> [Set exercise]
Pick out the lines below with "bottom" and list them.

> [Recorded information]
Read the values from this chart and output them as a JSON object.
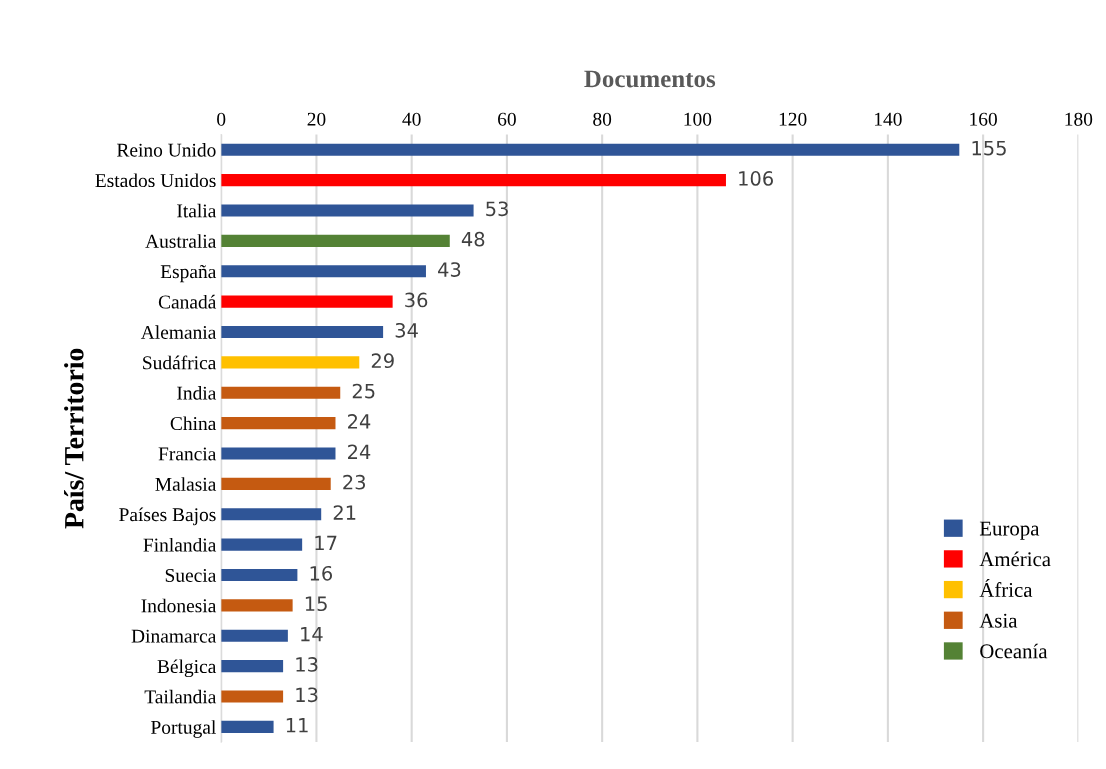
{
  "chart_data": {
    "type": "bar",
    "orientation": "horizontal",
    "xlabel": "Documentos",
    "ylabel": "País/ Territorio",
    "categories": [
      "Reino Unido",
      "Estados Unidos",
      "Italia",
      "Australia",
      "España",
      "Canadá",
      "Alemania",
      "Sudáfrica",
      "India",
      "China",
      "Francia",
      "Malasia",
      "Países Bajos",
      "Finlandia",
      "Suecia",
      "Indonesia",
      "Dinamarca",
      "Bélgica",
      "Tailandia",
      "Portugal"
    ],
    "series": [
      {
        "name": "Europa",
        "color": "#2f5597",
        "values": [
          155,
          null,
          53,
          null,
          43,
          null,
          34,
          null,
          null,
          null,
          24,
          null,
          21,
          17,
          16,
          null,
          14,
          13,
          null,
          11
        ]
      },
      {
        "name": "América",
        "color": "#ff0000",
        "values": [
          null,
          106,
          null,
          null,
          null,
          36,
          null,
          null,
          null,
          null,
          null,
          null,
          null,
          null,
          null,
          null,
          null,
          null,
          null,
          null
        ]
      },
      {
        "name": "África",
        "color": "#ffc000",
        "values": [
          null,
          null,
          null,
          null,
          null,
          null,
          null,
          29,
          null,
          null,
          null,
          null,
          null,
          null,
          null,
          null,
          null,
          null,
          null,
          null
        ]
      },
      {
        "name": "Asia",
        "color": "#c55a11",
        "values": [
          null,
          null,
          null,
          null,
          null,
          null,
          null,
          null,
          25,
          24,
          null,
          23,
          null,
          null,
          null,
          15,
          null,
          null,
          13,
          null
        ]
      },
      {
        "name": "Oceanía",
        "color": "#548235",
        "values": [
          null,
          null,
          null,
          48,
          null,
          null,
          null,
          null,
          null,
          null,
          null,
          null,
          null,
          null,
          null,
          null,
          null,
          null,
          null,
          null
        ]
      }
    ],
    "xlim": [
      0,
      180
    ],
    "xticks": [
      0,
      20,
      40,
      60,
      80,
      100,
      120,
      140,
      160,
      180
    ],
    "grid": "x",
    "legend": "bottom right",
    "data_labels": true
  }
}
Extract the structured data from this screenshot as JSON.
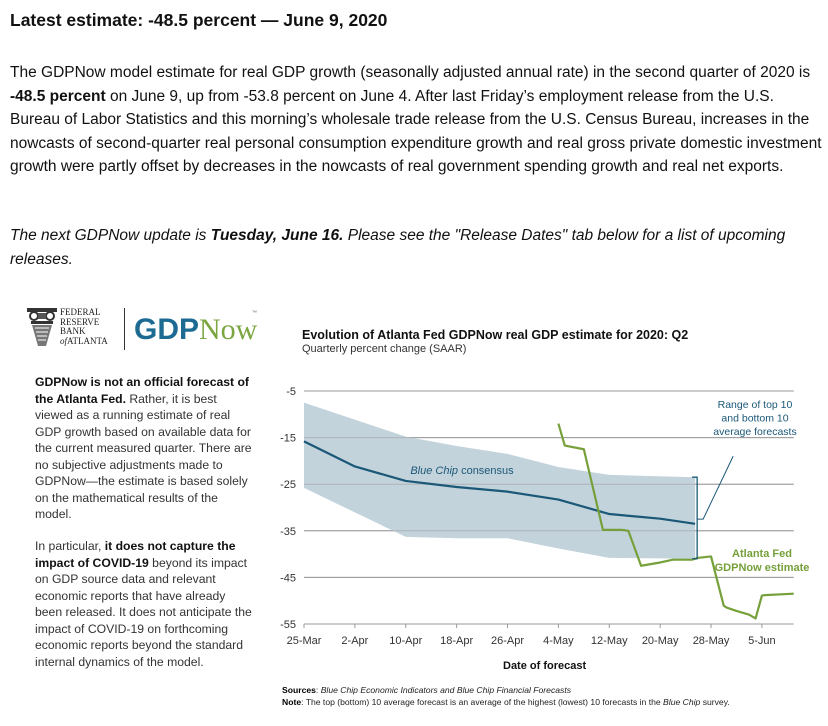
{
  "headline": "Latest estimate: -48.5 percent — June 9, 2020",
  "paragraph1": {
    "pre": "The GDPNow model estimate for real GDP growth (seasonally adjusted annual rate) in the second quarter of 2020 is ",
    "bold": "-48.5 percent",
    "post": " on June 9, up from -53.8 percent on June 4. After last Friday’s employment release from the U.S. Bureau of Labor Statistics and this morning’s wholesale trade release from the U.S. Census Bureau, increases in the nowcasts of second-quarter real personal consumption expenditure growth and real gross private domestic investment growth were partly offset by decreases in the nowcasts of real government spending growth and real net exports."
  },
  "paragraph2": {
    "pre": "The next GDPNow update is ",
    "bold": "Tuesday, June 16.",
    "post": " Please see the \"Release Dates\" tab below for a list of upcoming releases."
  },
  "logo": {
    "bank_lines": [
      "FEDERAL",
      "RESERVE",
      "BANK"
    ],
    "bank_of": "of",
    "bank_city": "ATLANTA",
    "product_bold": "GDP",
    "product_light": "Now",
    "trademark": "™"
  },
  "sidebar": {
    "block1": {
      "bold": "GDPNow is not an official forecast of the Atlanta Fed.",
      "text": " Rather, it is best viewed as a running estimate of real GDP growth based on available data for the current measured quarter. There are no subjective adjustments made to GDPNow—the estimate is based solely on the mathematical results of the model."
    },
    "block2": {
      "pre": "In particular, ",
      "bold": "it does not capture the impact of COVID-19",
      "post": " beyond its impact on GDP source data and relevant economic reports that have already been released. It does not anticipate the impact of COVID-19 on forthcoming economic reports beyond the standard internal dynamics of the model."
    }
  },
  "notes": {
    "sources_label": "Sources",
    "sources_text": "Blue Chip Economic Indicators and Blue Chip Financial Forecasts",
    "note_label": "Note",
    "note_pre": "The top (bottom) 10 average forecast is an average of the highest (lowest) 10 forecasts in the ",
    "note_italic": "Blue Chip",
    "note_post": " survey."
  },
  "colors": {
    "consensus": "#1b5878",
    "range_fill": "#c3d3dc",
    "gdpnow": "#76a03a",
    "grid": "#999999"
  },
  "chart_data": {
    "type": "line",
    "title": "Evolution of Atlanta Fed GDPNow real GDP estimate for 2020: Q2",
    "subtitle": "Quarterly percent change (SAAR)",
    "xlabel": "Date of forecast",
    "ylabel": "",
    "ylim": [
      -55,
      -5
    ],
    "yticks": [
      -5,
      -15,
      -25,
      -35,
      -45,
      -55
    ],
    "x_tick_labels": [
      "25-Mar",
      "2-Apr",
      "10-Apr",
      "18-Apr",
      "26-Apr",
      "4-May",
      "12-May",
      "20-May",
      "28-May",
      "5-Jun"
    ],
    "x_tick_days": [
      0,
      8,
      16,
      24,
      32,
      40,
      48,
      56,
      64,
      72
    ],
    "xlim_days": [
      0,
      77
    ],
    "grid": true,
    "annotations": [
      {
        "text": "Blue Chip consensus",
        "style": "italic"
      },
      {
        "text": [
          "Range of top 10",
          "and bottom 10",
          "average forecasts"
        ]
      },
      {
        "text": [
          "Atlanta Fed",
          "GDPNow estimate"
        ],
        "style": "bold"
      }
    ],
    "series": [
      {
        "name": "Blue Chip consensus",
        "x_days": [
          0,
          8,
          16,
          24,
          32,
          40,
          48,
          56,
          61.5
        ],
        "values": [
          -15.8,
          -21.2,
          -24.3,
          -25.6,
          -26.6,
          -28.3,
          -31.4,
          -32.4,
          -33.5
        ]
      },
      {
        "name": "Range top 10 average",
        "x_days": [
          0,
          16,
          24,
          32,
          40,
          48,
          61.5
        ],
        "values": [
          -7.5,
          -14.8,
          -16.8,
          -18.5,
          -21.3,
          -23.0,
          -23.5
        ]
      },
      {
        "name": "Range bottom 10 average",
        "x_days": [
          0,
          16,
          24,
          32,
          40,
          48,
          61.5
        ],
        "values": [
          -25.8,
          -36.3,
          -36.6,
          -36.6,
          -38.8,
          -40.8,
          -41.0
        ]
      },
      {
        "name": "Atlanta Fed GDPNow estimate",
        "x_days": [
          40,
          41,
          44,
          47,
          50,
          51,
          53,
          56,
          58,
          61,
          62,
          64,
          66,
          66.5,
          68,
          70,
          71,
          72,
          72.5,
          77
        ],
        "values": [
          -12.0,
          -16.7,
          -17.5,
          -34.8,
          -34.8,
          -35.0,
          -42.5,
          -41.8,
          -41.2,
          -41.2,
          -40.8,
          -40.5,
          -51.1,
          -51.5,
          -52.2,
          -53.0,
          -53.8,
          -48.9,
          -48.8,
          -48.5
        ]
      }
    ]
  }
}
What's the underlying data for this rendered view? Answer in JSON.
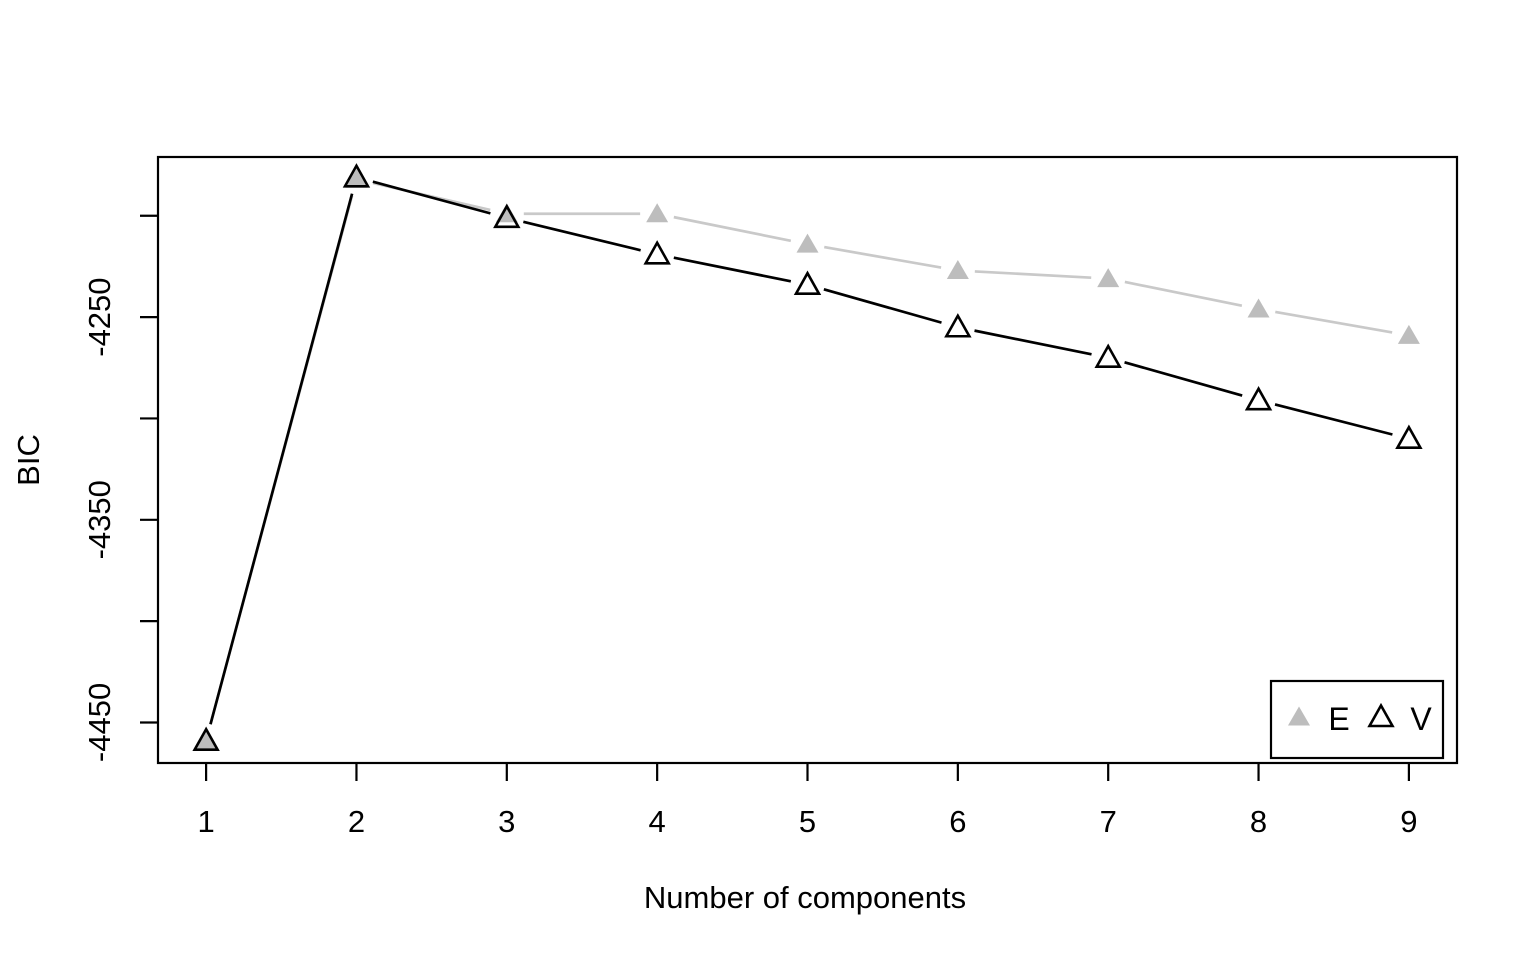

> [Full output]
    "legend": "bottom right",
    "note_pre": "The top (bottom) 10 average forecast is an average of the highest (lowest) 10 forecasts in the ",
          "and bottom 10",
        "name": "Range bottom 10 average",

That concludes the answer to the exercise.